### Input for this task
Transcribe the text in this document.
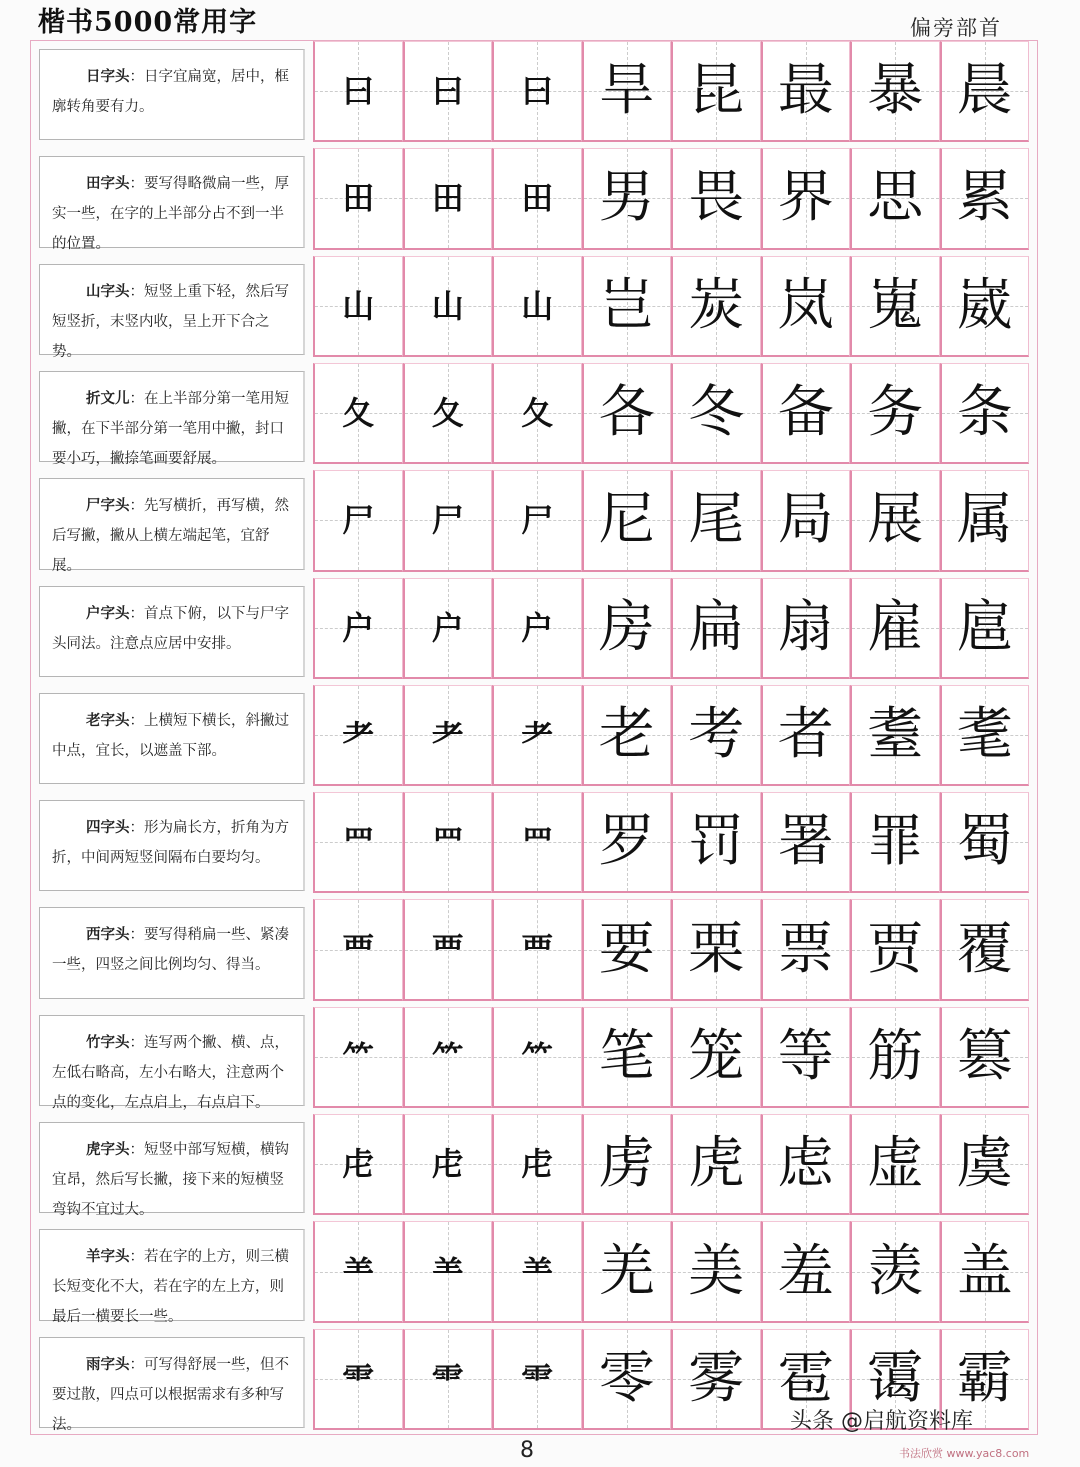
楷书5000常用字	偏旁部首
日字头：日字宜扁宽，居中，框廓转角要有力。	曰	曰	曰 旱 昆 最 暴 晨
田字头：要写得略微扁一些，厚实一些，在字的上半部分占不到一半的位置。
田	田	田 男 畏 界 思 累
山字头：短竖上重下轻，然后写短竖折，末竖内收，呈上开下合之势。
山	山	山 岂 炭 岚 嵬 崴
折文儿：在上半部分第一笔用短撇，在下半部分第一笔用中撇，封口要小巧，撇捺笔画要舒展。
夂	夂	夂 各 冬 备 务 条
尸字头：先写横折，再写横，然后写撇，撇从上横左端起笔，宜舒展。
尸	尸	尸 尼 尾 局 展 属
户字头：首点下俯，以下与尸字头同法。注意点应居中安排。	户	户	户 房 扁 扇 雇 扈
老字头：上横短下横长，斜撇过中点，宜长，以遮盖下部。	耂	耂	耂 老 考 者 耋 耄
四字头：形为扁长方，折角为方折，中间两短竖间隔布白要均匀。	罒	罒	罒 罗 罚 署 罪 蜀
西字头：要写得稍扁一些、紧凑一些，四竖之间比例均匀、得当。	覀	覀	覀 要 栗 票 贾 覆
竹字头：连写两个撇、横、点，左低右略高，左小右略大，注意两个点的变化，左点启上，右点启下。
⺮	⺮	⺮ 笔 笼 等 筋 篡
虎字头：短竖中部写短横，横钩宜昂，然后写长撇，接下来的短横竖弯钩不宜过大。
虍	虍	虍 虏 虎 虑 虚 虞
羊字头：若在字的上方，则三横长短变化不大，若在字的左上方，则最后一横要长一些。
⺷	⺷	⺷ 羌 美 羞 羡 盖
雨字头：可写得舒展一些，但不要过散，四点可以根据需求有多种写法。
⻗	⻗	⻗ 零 雾 雹 霭 霸
8
头条 @启航资料库
书法欣赏 www.yac8.com
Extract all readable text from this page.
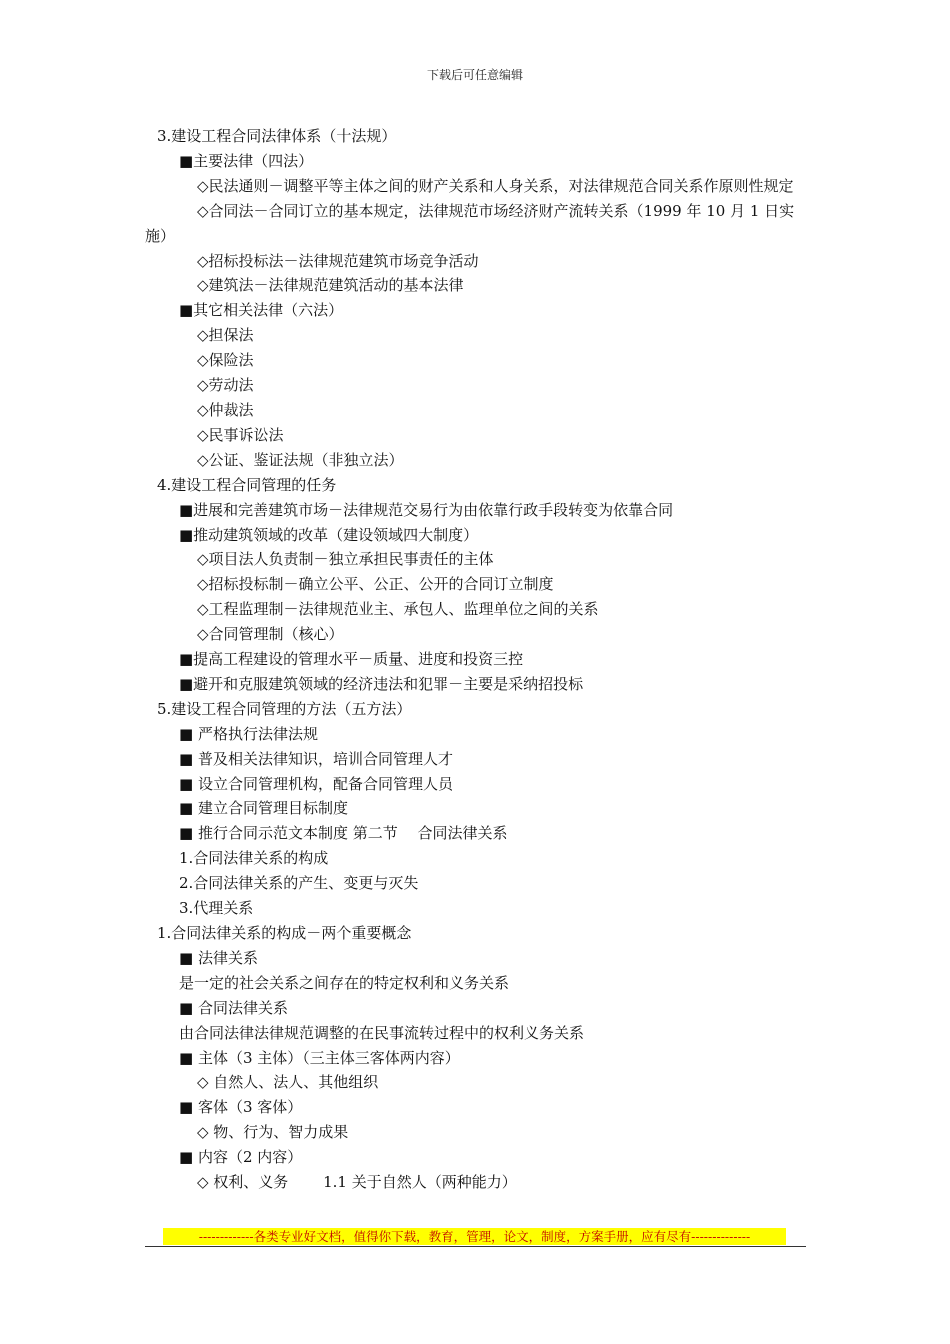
下载后可任意编辑
3.建设工程合同法律体系（十法规）
■主要法律（四法）
◇民法通则－调整平等主体之间的财产关系和人身关系，对法律规范合同关系作原则性规定
◇合同法－合同订立的基本规定，法律规范市场经济财产流转关系（1999 年 10 月 1 日实施）
◇招标投标法－法律规范建筑市场竞争活动
◇建筑法－法律规范建筑活动的基本法律
■其它相关法律（六法）
◇担保法
◇保险法
◇劳动法
◇仲裁法
◇民事诉讼法
◇公证、鉴证法规（非独立法）
4.建设工程合同管理的任务
■进展和完善建筑市场－法律规范交易行为由依靠行政手段转变为依靠合同
■推动建筑领域的改革（建设领域四大制度）
◇项目法人负责制－独立承担民事责任的主体
◇招标投标制－确立公平、公正、公开的合同订立制度
◇工程监理制－法律规范业主、承包人、监理单位之间的关系
◇合同管理制（核心）
■提高工程建设的管理水平－质量、进度和投资三控
■避开和克服建筑领域的经济违法和犯罪－主要是采纳招投标
5.建设工程合同管理的方法（五方法）
■ 严格执行法律法规
■ 普及相关法律知识，培训合同管理人才
■ 设立合同管理机构，配备合同管理人员
■ 建立合同管理目标制度
■ 推行合同示范文本制度 第二节　 合同法律关系
1.合同法律关系的构成
2.合同法律关系的产生、变更与灭失
3.代理关系
1.合同法律关系的构成－两个重要概念
■ 法律关系
是一定的社会关系之间存在的特定权利和义务关系
■ 合同法律关系
由合同法律法律规范调整的在民事流转过程中的权利义务关系
■ 主体（3 主体）（三主体三客体两内容）
◇ 自然人、法人、其他组织
■ 客体（3 客体）
◇ 物、行为、智力成果
■ 内容（2 内容）
◇ 权利、义务　　 1.1 关于自然人（两种能力）
-------------各类专业好文档，值得你下载，教育，管理，论文，制度，方案手册，应有尽有--------------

### Problem description
Using the listing above, work out how many of its lines include "text", and give only the result.

### Completed exercise
2